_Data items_
+--

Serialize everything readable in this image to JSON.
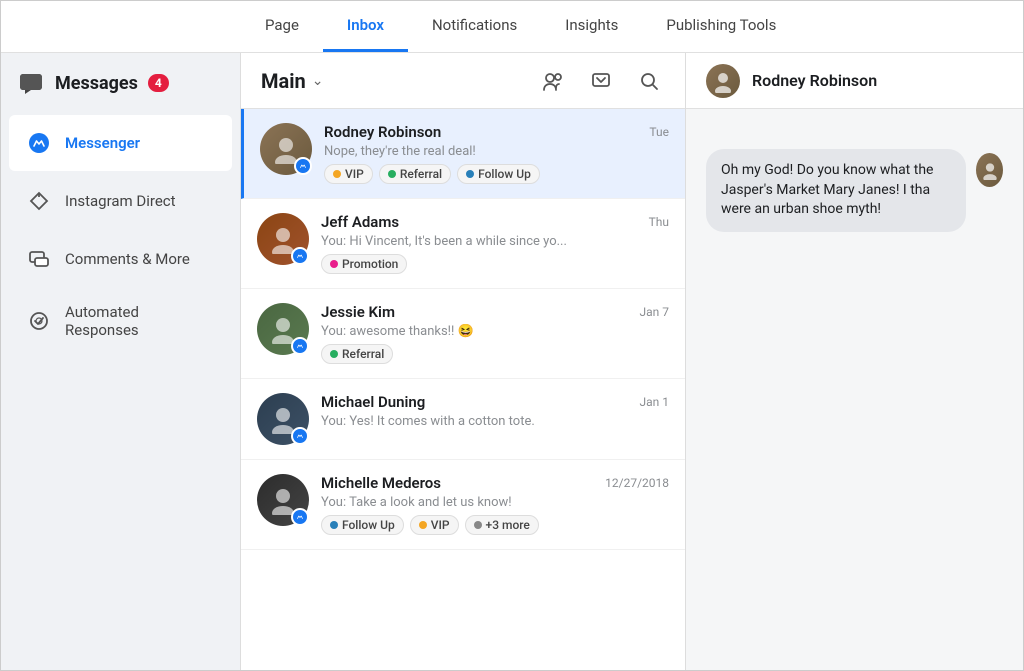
{
  "topNav": {
    "items": [
      {
        "label": "Page",
        "active": false
      },
      {
        "label": "Inbox",
        "active": true
      },
      {
        "label": "Notifications",
        "active": false
      },
      {
        "label": "Insights",
        "active": false
      },
      {
        "label": "Publishing Tools",
        "active": false
      }
    ]
  },
  "sidebar": {
    "title": "Messages",
    "badge": "4",
    "items": [
      {
        "label": "Messenger",
        "icon": "messenger"
      },
      {
        "label": "Instagram Direct",
        "icon": "instagram"
      },
      {
        "label": "Comments & More",
        "icon": "comments"
      },
      {
        "label": "Automated Responses",
        "icon": "automated"
      }
    ]
  },
  "inbox": {
    "title": "Main",
    "conversations": [
      {
        "name": "Rodney Robinson",
        "time": "Tue",
        "preview": "Nope, they're the real deal!",
        "tags": [
          {
            "label": "VIP",
            "color": "#f4a623"
          },
          {
            "label": "Referral",
            "color": "#27ae60"
          },
          {
            "label": "Follow Up",
            "color": "#2980b9"
          }
        ],
        "active": true,
        "avatarClass": "av-rodney"
      },
      {
        "name": "Jeff Adams",
        "time": "Thu",
        "preview": "You: Hi Vincent, It's been a while since yo...",
        "tags": [
          {
            "label": "Promotion",
            "color": "#e91e8c"
          }
        ],
        "active": false,
        "avatarClass": "av-jeff"
      },
      {
        "name": "Jessie Kim",
        "time": "Jan 7",
        "preview": "You: awesome thanks!! 😆",
        "tags": [
          {
            "label": "Referral",
            "color": "#27ae60"
          }
        ],
        "active": false,
        "avatarClass": "av-jessie"
      },
      {
        "name": "Michael Duning",
        "time": "Jan 1",
        "preview": "You: Yes! It comes with a cotton tote.",
        "tags": [],
        "active": false,
        "avatarClass": "av-michael"
      },
      {
        "name": "Michelle Mederos",
        "time": "12/27/2018",
        "preview": "You: Take a look and let us know!",
        "tags": [
          {
            "label": "Follow Up",
            "color": "#2980b9"
          },
          {
            "label": "VIP",
            "color": "#f4a623"
          },
          {
            "label": "+3 more",
            "color": "#888"
          }
        ],
        "active": false,
        "avatarClass": "av-michelle"
      }
    ]
  },
  "rightPanel": {
    "name": "Rodney Robinson",
    "message": "Oh my God! Do you know what the Jasper's Market Mary Janes! I tha were an urban shoe myth!"
  }
}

+--

_Task statement_
From the data above, copy each line where the string "name" appears.

_Exercise solution_
        "name": "Rodney Robinson",
        "name": "Jeff Adams",
        "name": "Jessie Kim",
        "name": "Michael Duning",
        "name": "Michelle Mederos",
    "name": "Rodney Robinson",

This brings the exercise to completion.